Source records
= = = = = = =
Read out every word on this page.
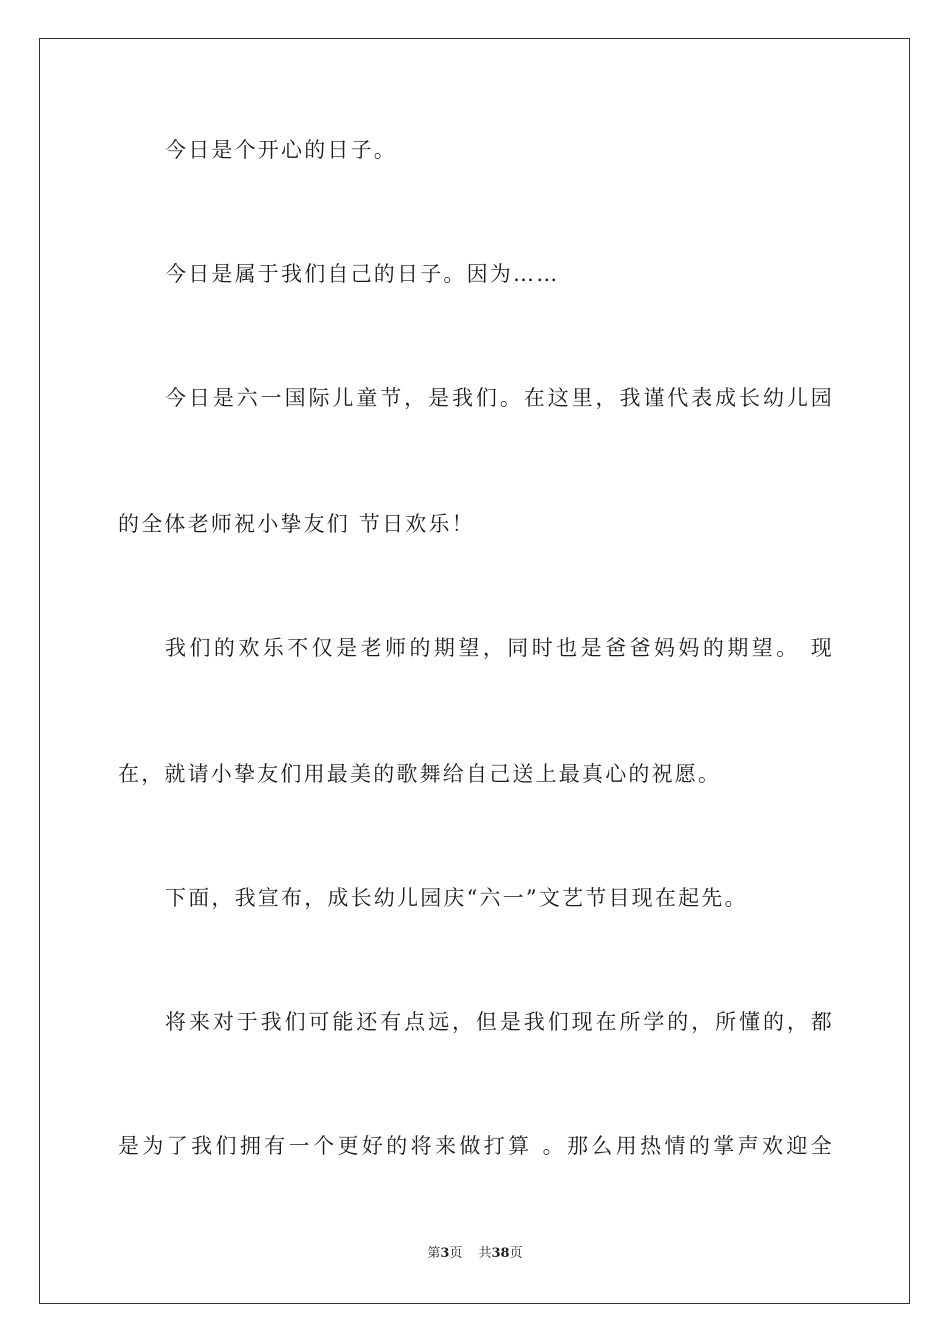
今日是个开心的日子。
今日是属于我们自己的日子。因为……
今日是六一国际儿童节，是我们。在这里，我谨代表成长幼儿园
的全体老师祝小挚友们 节日欢乐！
我们的欢乐不仅是老师的期望，同时也是爸爸妈妈的期望。 现
在，就请小挚友们用最美的歌舞给自己送上最真心的祝愿。
下面，我宣布，成长幼儿园庆“六一”文艺节目现在起先。
将来对于我们可能还有点远，但是我们现在所学的，所懂的，都
是为了我们拥有一个更好的将来做打算 。那么用热情的掌声欢迎全
第3页 共38页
= = = = = = =
● GOAL: Output the records above exactly as they are, leaving out the pictures.

● THE RESPONSE:
Read out every word on this page.
今日是个开心的日子。
今日是属于我们自己的日子。因为……
今日是六一国际儿童节，是我们。在这里，我谨代表成长幼儿园
的全体老师祝小挚友们 节日欢乐！
我们的欢乐不仅是老师的期望，同时也是爸爸妈妈的期望。 现
在，就请小挚友们用最美的歌舞给自己送上最真心的祝愿。
下面，我宣布，成长幼儿园庆“六一”文艺节目现在起先。
将来对于我们可能还有点远，但是我们现在所学的，所懂的，都
是为了我们拥有一个更好的将来做打算 。那么用热情的掌声欢迎全
第3页 共38页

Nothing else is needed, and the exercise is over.